EXERCISE TASK:
Output all of the entries below precisely as written.

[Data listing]
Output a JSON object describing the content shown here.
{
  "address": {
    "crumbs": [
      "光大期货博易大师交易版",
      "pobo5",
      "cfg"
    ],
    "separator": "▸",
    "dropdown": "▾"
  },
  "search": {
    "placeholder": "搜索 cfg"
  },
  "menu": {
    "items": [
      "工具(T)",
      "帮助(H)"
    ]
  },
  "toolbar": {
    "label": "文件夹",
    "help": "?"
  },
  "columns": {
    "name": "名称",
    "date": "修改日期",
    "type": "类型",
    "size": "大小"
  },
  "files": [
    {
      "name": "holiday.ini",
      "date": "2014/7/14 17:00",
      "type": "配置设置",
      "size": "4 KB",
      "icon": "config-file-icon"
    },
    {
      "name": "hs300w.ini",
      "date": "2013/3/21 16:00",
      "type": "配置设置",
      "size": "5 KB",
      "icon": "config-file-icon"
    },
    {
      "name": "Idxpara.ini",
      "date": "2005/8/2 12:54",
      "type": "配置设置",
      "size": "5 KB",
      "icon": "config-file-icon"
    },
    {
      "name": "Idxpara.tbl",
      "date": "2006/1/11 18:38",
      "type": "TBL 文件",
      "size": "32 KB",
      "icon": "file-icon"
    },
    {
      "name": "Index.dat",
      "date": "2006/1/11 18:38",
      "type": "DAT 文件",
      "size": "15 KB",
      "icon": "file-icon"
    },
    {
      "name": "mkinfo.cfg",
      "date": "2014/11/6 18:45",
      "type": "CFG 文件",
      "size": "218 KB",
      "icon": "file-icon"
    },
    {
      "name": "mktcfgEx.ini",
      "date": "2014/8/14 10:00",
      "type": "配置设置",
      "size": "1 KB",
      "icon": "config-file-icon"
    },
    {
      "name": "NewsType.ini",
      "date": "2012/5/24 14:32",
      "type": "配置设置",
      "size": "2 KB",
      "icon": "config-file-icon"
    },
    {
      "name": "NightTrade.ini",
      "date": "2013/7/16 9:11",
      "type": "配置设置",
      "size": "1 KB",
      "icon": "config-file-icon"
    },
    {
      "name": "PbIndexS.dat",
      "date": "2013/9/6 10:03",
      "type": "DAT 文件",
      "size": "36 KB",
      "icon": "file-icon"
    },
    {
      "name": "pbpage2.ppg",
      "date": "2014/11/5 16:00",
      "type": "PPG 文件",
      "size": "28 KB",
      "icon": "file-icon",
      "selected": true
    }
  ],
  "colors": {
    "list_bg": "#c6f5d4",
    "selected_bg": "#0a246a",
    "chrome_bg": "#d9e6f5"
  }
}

WRITTEN ANSWER:
Output a JSON object describing the content shown here.
{
  "address": {
    "crumbs": [
      "光大期货博易大师交易版",
      "pobo5",
      "cfg"
    ],
    "separator": "▸",
    "dropdown": "▾"
  },
  "search": {
    "placeholder": "搜索 cfg"
  },
  "menu": {
    "items": [
      "工具(T)",
      "帮助(H)"
    ]
  },
  "toolbar": {
    "label": "文件夹",
    "help": "?"
  },
  "columns": {
    "name": "名称",
    "date": "修改日期",
    "type": "类型",
    "size": "大小"
  },
  "files": [
    {
      "name": "holiday.ini",
      "date": "2014/7/14 17:00",
      "type": "配置设置",
      "size": "4 KB",
      "icon": "config-file-icon"
    },
    {
      "name": "hs300w.ini",
      "date": "2013/3/21 16:00",
      "type": "配置设置",
      "size": "5 KB",
      "icon": "config-file-icon"
    },
    {
      "name": "Idxpara.ini",
      "date": "2005/8/2 12:54",
      "type": "配置设置",
      "size": "5 KB",
      "icon": "config-file-icon"
    },
    {
      "name": "Idxpara.tbl",
      "date": "2006/1/11 18:38",
      "type": "TBL 文件",
      "size": "32 KB",
      "icon": "file-icon"
    },
    {
      "name": "Index.dat",
      "date": "2006/1/11 18:38",
      "type": "DAT 文件",
      "size": "15 KB",
      "icon": "file-icon"
    },
    {
      "name": "mkinfo.cfg",
      "date": "2014/11/6 18:45",
      "type": "CFG 文件",
      "size": "218 KB",
      "icon": "file-icon"
    },
    {
      "name": "mktcfgEx.ini",
      "date": "2014/8/14 10:00",
      "type": "配置设置",
      "size": "1 KB",
      "icon": "config-file-icon"
    },
    {
      "name": "NewsType.ini",
      "date": "2012/5/24 14:32",
      "type": "配置设置",
      "size": "2 KB",
      "icon": "config-file-icon"
    },
    {
      "name": "NightTrade.ini",
      "date": "2013/7/16 9:11",
      "type": "配置设置",
      "size": "1 KB",
      "icon": "config-file-icon"
    },
    {
      "name": "PbIndexS.dat",
      "date": "2013/9/6 10:03",
      "type": "DAT 文件",
      "size": "36 KB",
      "icon": "file-icon"
    },
    {
      "name": "pbpage2.ppg",
      "date": "2014/11/5 16:00",
      "type": "PPG 文件",
      "size": "28 KB",
      "icon": "file-icon",
      "selected": true
    }
  ],
  "colors": {
    "list_bg": "#c6f5d4",
    "selected_bg": "#0a246a",
    "chrome_bg": "#d9e6f5"
  }
}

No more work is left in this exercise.